Supplied data.
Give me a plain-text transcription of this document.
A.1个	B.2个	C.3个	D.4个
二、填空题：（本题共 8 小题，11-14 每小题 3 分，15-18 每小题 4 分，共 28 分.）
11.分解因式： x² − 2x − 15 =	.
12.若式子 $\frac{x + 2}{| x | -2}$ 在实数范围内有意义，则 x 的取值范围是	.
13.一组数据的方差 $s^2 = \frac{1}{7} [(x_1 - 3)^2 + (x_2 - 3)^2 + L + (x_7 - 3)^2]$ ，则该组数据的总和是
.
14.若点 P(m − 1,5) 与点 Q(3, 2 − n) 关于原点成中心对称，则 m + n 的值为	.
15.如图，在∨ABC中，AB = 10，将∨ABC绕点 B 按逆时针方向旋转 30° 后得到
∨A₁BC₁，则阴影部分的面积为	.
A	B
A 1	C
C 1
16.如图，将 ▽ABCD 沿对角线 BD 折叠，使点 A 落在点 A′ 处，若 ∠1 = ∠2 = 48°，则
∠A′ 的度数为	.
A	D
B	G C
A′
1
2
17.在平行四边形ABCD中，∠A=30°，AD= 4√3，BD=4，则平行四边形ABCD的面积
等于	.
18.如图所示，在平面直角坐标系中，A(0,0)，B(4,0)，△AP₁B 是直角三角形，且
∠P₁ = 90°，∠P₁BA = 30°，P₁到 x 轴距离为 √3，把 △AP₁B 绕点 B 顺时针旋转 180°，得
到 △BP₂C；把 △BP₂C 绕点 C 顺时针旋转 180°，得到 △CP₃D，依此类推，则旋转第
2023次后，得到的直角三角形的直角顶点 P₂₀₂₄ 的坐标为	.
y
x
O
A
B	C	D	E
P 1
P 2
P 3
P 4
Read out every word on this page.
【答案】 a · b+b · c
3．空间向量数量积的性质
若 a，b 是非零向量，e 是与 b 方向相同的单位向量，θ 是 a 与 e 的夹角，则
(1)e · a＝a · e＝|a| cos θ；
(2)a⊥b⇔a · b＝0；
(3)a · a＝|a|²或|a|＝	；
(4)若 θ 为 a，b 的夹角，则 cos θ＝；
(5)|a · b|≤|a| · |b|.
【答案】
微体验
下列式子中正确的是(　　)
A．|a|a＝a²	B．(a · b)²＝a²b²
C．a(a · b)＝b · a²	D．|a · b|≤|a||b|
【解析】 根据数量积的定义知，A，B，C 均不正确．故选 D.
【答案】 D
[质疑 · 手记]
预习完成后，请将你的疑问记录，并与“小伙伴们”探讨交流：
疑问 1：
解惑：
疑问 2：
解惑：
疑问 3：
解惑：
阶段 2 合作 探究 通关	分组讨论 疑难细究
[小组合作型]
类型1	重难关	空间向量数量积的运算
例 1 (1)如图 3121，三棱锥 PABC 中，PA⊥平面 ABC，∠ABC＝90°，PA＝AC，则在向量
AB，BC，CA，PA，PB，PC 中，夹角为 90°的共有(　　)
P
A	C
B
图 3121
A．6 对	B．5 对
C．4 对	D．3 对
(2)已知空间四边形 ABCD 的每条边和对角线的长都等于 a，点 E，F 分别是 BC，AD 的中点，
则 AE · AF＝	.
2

What to work on. Go through the records. Copy each line where "顺时针旋转" appears.

Problem solution.
∠P₁ = 90°，∠P₁BA = 30°，P₁到 x 轴距离为 √3，把 △AP₁B 绕点 B 顺时针旋转 180°，得
到 △BP₂C；把 △BP₂C 绕点 C 顺时针旋转 180°，得到 △CP₃D，依此类推，则旋转第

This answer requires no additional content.